### Page text:
* Begin *

Comparison of Financial Condition at June 30, 2011, and December 31, 2010
     Total assets increased $60.4 million, or 2.7%, to $2.31 billion at June 30, 2011, from $2.25 billion at December 31, 2010. The increase was primarily attributable to increases in loans held for investment, net, of $75.0 million, or 9.1% and interest-bearing deposits in other financial institutions of $18.2 million, or 53.5%.
     Cash and cash equivalents increased $19.1 million, or 43.5%, to $62.9 million at June 30, 2011, from $43.9 million at December 31, 2010. The Company routinely maintains liquid assets in interest-bearing accounts in other well-capitalized financial institutions.
     Securities available-for-sale decreased $32.0 million, or 2.6%, to $1.21 billion at June 30, 2011, from $1.24 billion at December 31, 2010. The decrease was primarily attributable to maturities and paydowns of $198.4 million, and sales of $115.8 million, partially offset by purchases of $273.4 million and an increase of $7.9 million in net unrealized gains.
     Securities held-to-maturity decreased $639,000, or 12.6%, to $4.4 million at June 30, 2011, from $5.1 million at December 31, 2010. The decrease was attributable to maturities and paydowns during the six months ended June 30, 2011.
     The Company’s securities portfolio totaled $1.22 billion at June 30, 2011, compared to $1.25 billion at December 31, 2010. At June 30, 2011, $1.05 billion of the portfolio consisted of residential mortgage-backed securities issued or guaranteed by Fannie Mae, Freddie Mac, or Ginnie Mae. The Company also held residential mortgage-backed securities not guaranteed by these three entities, referred to as “private label securities.” The private label securities had an amortized cost of $48.3 million and an estimated fair value of $49.8 million at June 30, 2011. These private label securities were in a net unrealized gain position of $1.5 million at June 30, 2011, consisting of gross unrealized gains of $2.3 million and gross unrealized losses of $759,000. In addition to the above mortgage-backed securities, the Company held $104.5 million in securities issued by corporate entities which were all rated investment grade at June 30, 2011, and $9.2 million of equity investments in mutual funds, which focus on investments that qualify under the Community Reinvestment Act and money market mutual funds.
     Of the $48.3 million of private label securities, two securities with an estimated fair value of $9.0 million (amortized cost of $9.8 million) were rated less than investment grade at June 30, 2011. One of the two securities was rated CC and the other security was rated Caa2. The ratings of the securities detailed above represent the lowest

35


Table of Contents

rating for each security received from the rating agencies of Moody’s, Standard & Poor’s, and Fitch. The Company continues to receive principal and interest payments in accordance with the contractual terms of these securities. Management has evaluated, among other things, delinquency status, location of collateral, estimated prepayment speeds, and the estimated default rates and loss severity in liquidating the underlying collateral for the securities rated rate below investment grade at June 30, 2011. As a result of management’s evaluation of these securities, the Company recognized other-than-temporary impairment of $991,000 on the securities rated below investment grade for the quarter ended June 30, 2011. Since management does not have the intent to sell the security, and believes it is more likely than not that the Company will not be required to sell the security, before its anticipated recovery, the credit component of $248,000 was recognized in earnings for the quarter ended June 30, 2011, and the non-credit component of $743,000 was recorded as a component of accumulated other comprehensive income, net of tax. All other losses within the Company’s investment portfolio were deemed to be temporary at June 30, 2011, and as such, were recorded as a component of accumulated other comprehensive income, net of tax.

* End *

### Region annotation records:
* Begin *

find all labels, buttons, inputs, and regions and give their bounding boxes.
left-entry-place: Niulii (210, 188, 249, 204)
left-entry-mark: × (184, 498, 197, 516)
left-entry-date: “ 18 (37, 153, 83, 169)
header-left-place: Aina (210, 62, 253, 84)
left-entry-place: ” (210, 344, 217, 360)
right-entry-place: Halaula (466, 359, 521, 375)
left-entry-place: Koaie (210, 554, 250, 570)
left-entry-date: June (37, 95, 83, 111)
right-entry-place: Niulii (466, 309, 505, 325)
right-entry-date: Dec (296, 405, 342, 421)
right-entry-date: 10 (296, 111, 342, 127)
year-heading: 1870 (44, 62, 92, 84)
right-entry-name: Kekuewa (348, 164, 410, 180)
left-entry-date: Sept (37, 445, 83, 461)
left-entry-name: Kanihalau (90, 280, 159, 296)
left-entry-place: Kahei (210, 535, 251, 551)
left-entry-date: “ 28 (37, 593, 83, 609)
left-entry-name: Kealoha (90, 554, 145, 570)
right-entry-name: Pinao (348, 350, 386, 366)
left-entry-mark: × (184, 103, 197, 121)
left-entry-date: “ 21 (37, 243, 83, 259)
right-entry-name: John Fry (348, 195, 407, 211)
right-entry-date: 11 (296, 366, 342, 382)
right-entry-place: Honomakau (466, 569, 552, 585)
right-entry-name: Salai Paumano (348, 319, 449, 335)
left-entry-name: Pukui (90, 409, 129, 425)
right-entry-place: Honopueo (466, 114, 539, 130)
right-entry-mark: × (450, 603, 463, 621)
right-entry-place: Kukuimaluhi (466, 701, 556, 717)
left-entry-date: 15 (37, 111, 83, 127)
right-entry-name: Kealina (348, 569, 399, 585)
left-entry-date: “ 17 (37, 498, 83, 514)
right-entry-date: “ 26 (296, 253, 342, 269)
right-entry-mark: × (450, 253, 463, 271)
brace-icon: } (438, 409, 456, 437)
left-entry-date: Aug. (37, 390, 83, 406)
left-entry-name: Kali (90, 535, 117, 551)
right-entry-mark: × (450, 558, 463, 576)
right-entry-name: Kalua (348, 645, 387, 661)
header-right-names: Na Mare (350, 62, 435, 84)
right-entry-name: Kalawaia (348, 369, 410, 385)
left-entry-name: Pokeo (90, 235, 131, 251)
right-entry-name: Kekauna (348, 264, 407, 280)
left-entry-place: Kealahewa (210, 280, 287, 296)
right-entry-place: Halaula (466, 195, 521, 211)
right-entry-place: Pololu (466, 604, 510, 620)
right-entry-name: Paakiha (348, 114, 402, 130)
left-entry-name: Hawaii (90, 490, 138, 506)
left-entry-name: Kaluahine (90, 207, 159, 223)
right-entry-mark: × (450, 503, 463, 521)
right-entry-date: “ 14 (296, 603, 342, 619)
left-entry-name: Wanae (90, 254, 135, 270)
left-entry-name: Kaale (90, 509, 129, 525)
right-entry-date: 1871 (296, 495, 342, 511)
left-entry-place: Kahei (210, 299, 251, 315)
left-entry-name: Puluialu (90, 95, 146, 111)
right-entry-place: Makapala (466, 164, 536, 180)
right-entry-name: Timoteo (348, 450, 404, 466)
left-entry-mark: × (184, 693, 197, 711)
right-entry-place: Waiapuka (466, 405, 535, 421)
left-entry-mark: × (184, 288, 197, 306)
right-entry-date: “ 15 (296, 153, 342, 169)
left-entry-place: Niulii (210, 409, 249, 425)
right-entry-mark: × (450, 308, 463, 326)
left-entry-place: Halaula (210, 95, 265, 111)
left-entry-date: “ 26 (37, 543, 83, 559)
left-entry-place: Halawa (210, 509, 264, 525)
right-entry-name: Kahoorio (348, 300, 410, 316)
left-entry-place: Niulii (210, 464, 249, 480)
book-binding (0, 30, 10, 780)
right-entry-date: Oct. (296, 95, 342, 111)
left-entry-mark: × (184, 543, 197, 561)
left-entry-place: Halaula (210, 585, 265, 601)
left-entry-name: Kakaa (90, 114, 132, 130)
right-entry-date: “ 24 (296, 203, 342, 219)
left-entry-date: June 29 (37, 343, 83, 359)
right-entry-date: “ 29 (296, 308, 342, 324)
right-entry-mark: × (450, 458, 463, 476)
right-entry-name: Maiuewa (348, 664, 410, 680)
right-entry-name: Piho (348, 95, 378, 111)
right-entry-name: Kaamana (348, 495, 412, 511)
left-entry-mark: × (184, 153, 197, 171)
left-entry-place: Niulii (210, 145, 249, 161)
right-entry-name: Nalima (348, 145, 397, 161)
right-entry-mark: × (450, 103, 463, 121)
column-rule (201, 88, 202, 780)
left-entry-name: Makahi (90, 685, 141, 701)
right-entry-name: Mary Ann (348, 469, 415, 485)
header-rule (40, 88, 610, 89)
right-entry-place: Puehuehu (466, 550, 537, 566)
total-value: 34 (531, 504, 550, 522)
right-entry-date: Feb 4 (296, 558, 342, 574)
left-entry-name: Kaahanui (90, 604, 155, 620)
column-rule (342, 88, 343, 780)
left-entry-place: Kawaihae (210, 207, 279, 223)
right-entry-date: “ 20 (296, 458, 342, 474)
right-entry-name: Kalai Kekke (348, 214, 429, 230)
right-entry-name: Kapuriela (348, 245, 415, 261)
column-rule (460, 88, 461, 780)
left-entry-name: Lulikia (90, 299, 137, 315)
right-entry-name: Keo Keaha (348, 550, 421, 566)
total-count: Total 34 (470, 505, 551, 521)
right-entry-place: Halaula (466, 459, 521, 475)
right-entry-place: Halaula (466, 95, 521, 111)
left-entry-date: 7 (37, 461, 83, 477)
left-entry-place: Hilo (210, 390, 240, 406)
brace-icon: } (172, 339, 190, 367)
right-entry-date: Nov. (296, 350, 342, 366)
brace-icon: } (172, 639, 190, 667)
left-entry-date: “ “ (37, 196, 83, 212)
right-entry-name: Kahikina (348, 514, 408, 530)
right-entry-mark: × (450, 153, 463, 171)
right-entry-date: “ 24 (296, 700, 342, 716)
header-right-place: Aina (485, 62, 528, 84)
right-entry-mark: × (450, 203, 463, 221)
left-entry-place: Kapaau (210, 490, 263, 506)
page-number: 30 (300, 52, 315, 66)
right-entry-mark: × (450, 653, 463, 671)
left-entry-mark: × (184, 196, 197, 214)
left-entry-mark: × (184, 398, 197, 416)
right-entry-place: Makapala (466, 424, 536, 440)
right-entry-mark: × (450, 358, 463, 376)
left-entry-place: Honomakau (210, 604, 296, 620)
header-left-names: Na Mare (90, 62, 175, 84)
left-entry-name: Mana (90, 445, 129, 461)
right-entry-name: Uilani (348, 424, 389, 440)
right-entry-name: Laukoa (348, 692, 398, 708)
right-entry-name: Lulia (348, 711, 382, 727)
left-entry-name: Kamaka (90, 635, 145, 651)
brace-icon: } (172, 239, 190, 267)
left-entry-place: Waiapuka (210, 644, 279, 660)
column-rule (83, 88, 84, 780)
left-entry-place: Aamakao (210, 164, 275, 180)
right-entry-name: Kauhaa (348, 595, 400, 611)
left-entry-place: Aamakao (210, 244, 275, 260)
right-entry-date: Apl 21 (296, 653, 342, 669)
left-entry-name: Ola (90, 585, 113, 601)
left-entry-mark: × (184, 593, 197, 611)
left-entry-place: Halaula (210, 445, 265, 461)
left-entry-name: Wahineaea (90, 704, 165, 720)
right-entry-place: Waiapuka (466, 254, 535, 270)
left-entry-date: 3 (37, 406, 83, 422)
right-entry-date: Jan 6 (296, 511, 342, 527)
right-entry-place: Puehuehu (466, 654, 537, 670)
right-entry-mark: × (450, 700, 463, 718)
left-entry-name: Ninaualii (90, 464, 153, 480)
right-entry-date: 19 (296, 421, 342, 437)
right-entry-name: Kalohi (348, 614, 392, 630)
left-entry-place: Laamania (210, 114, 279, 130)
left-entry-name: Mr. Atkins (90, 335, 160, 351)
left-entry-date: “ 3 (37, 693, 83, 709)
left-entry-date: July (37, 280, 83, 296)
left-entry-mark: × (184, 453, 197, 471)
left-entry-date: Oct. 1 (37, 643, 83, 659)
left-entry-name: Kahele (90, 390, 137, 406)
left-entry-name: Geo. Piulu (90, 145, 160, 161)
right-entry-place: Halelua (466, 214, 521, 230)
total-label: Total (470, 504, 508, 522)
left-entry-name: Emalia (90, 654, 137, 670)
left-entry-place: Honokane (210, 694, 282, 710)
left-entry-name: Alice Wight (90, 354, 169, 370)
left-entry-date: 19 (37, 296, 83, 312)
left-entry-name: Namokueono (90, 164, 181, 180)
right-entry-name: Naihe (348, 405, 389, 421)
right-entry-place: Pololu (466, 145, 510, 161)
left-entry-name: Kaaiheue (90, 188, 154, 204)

* End *

### Stated exercise 1:
In the financial condition comparison, what ratings did the two private label securities rated less than investment grade at June 30, 2011, receive?
### Stated exercise 2:
From the financial condition comparison, reproduce the passage from "Securities held-to-maturity decreased" up to and including "months ended June 30, 2011.".

### Written solution 1:
One was rated CC and the other Caa2.

### Written solution 2:
Securities held-to-maturity decreased $639,000, or 12.6%, to $4.4 million at June 30, 2011, from $5.1 million at December 31, 2010. The decrease was attributable to maturities and paydowns during the six months ended June 30, 2011.